PROBLEM STATEMENT → Check each line below for the word "this", and copy those that have it.

-- Start --

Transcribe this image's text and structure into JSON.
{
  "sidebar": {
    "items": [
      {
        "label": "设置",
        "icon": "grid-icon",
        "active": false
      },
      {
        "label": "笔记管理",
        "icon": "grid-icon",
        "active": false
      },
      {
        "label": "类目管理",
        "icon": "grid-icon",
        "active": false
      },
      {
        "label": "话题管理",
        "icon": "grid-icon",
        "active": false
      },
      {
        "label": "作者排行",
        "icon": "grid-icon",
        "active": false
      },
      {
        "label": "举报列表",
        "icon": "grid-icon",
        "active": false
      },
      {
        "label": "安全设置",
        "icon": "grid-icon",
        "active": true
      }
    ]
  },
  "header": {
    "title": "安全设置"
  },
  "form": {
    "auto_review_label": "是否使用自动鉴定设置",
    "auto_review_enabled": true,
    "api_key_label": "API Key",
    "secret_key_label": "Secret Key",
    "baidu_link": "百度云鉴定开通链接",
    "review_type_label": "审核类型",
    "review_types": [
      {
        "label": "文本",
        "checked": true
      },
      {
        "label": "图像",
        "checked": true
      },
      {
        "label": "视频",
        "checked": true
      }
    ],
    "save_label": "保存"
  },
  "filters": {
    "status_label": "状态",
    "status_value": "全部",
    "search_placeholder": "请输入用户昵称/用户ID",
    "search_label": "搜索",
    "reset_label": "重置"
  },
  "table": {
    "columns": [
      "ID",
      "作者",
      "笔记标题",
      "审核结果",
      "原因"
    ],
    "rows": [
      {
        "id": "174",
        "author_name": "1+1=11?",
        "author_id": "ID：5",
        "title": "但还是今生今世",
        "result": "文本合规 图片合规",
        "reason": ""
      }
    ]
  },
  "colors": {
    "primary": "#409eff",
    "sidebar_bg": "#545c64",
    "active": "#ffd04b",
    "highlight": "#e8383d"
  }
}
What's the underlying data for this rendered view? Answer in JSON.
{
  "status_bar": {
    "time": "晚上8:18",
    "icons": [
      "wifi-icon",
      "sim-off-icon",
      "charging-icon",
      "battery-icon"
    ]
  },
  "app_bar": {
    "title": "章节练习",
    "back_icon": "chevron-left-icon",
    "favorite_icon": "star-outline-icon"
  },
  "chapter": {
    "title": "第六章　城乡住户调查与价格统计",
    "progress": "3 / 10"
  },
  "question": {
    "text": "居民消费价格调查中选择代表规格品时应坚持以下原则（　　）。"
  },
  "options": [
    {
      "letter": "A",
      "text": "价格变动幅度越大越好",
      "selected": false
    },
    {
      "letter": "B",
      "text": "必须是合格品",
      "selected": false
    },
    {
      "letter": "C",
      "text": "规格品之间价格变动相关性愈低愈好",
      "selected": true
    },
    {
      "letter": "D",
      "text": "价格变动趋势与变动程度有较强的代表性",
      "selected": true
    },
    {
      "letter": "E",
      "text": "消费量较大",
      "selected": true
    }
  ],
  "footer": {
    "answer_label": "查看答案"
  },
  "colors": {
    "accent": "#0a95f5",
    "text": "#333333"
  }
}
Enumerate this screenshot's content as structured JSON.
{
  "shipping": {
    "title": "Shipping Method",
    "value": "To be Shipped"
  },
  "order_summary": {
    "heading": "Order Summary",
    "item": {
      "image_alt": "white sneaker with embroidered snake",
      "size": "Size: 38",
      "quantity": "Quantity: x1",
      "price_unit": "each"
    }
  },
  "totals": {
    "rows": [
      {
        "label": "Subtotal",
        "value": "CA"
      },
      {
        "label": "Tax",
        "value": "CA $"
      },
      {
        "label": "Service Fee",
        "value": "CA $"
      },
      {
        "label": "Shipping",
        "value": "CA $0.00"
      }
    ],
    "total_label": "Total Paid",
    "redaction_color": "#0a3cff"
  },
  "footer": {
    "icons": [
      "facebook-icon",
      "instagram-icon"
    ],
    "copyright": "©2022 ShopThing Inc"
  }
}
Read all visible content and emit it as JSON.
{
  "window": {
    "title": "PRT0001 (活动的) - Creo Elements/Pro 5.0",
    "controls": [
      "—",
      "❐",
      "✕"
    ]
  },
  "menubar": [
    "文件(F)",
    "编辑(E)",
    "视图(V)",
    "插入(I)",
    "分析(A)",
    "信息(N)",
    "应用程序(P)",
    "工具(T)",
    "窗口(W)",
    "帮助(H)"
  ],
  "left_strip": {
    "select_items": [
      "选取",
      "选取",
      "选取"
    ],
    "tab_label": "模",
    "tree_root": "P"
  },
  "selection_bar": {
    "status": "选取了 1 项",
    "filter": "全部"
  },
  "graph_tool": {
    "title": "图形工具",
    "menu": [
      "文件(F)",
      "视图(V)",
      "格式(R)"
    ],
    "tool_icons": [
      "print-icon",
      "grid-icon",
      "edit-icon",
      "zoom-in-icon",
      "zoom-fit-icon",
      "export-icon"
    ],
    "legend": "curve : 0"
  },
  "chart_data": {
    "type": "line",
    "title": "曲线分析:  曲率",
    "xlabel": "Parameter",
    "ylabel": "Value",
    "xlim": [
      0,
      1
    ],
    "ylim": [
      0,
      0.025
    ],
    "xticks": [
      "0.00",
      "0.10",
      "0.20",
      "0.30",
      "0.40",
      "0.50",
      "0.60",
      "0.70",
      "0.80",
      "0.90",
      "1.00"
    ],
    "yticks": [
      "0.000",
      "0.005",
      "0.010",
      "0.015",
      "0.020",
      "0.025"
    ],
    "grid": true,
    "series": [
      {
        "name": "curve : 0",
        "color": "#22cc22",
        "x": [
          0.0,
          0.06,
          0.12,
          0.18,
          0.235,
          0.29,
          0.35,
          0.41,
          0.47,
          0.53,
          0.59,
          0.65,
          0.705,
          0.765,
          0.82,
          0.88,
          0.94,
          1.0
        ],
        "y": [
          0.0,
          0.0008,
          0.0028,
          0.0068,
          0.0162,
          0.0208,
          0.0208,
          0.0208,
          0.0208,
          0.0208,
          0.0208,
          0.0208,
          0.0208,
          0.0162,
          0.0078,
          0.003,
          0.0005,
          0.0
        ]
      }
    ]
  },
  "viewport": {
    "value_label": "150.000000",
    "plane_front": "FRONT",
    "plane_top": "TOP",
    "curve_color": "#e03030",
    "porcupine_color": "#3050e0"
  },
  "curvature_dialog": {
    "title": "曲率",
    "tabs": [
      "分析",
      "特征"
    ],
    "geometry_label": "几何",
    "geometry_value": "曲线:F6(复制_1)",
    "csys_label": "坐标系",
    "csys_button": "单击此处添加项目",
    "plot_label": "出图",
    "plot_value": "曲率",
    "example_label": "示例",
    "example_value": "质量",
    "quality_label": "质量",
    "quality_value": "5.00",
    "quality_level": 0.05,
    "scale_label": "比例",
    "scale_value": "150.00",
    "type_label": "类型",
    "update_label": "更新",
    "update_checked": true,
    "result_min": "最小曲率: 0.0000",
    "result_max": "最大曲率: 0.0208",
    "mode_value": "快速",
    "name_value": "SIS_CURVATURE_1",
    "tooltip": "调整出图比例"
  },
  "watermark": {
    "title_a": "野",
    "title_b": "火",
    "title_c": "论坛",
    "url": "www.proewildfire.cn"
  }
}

-- End --

SOLUTION →
Transcribe this image's text and structure into JSON.
What's the underlying data for this rendered view? Answer in JSON.
Enumerate this screenshot's content as structured JSON.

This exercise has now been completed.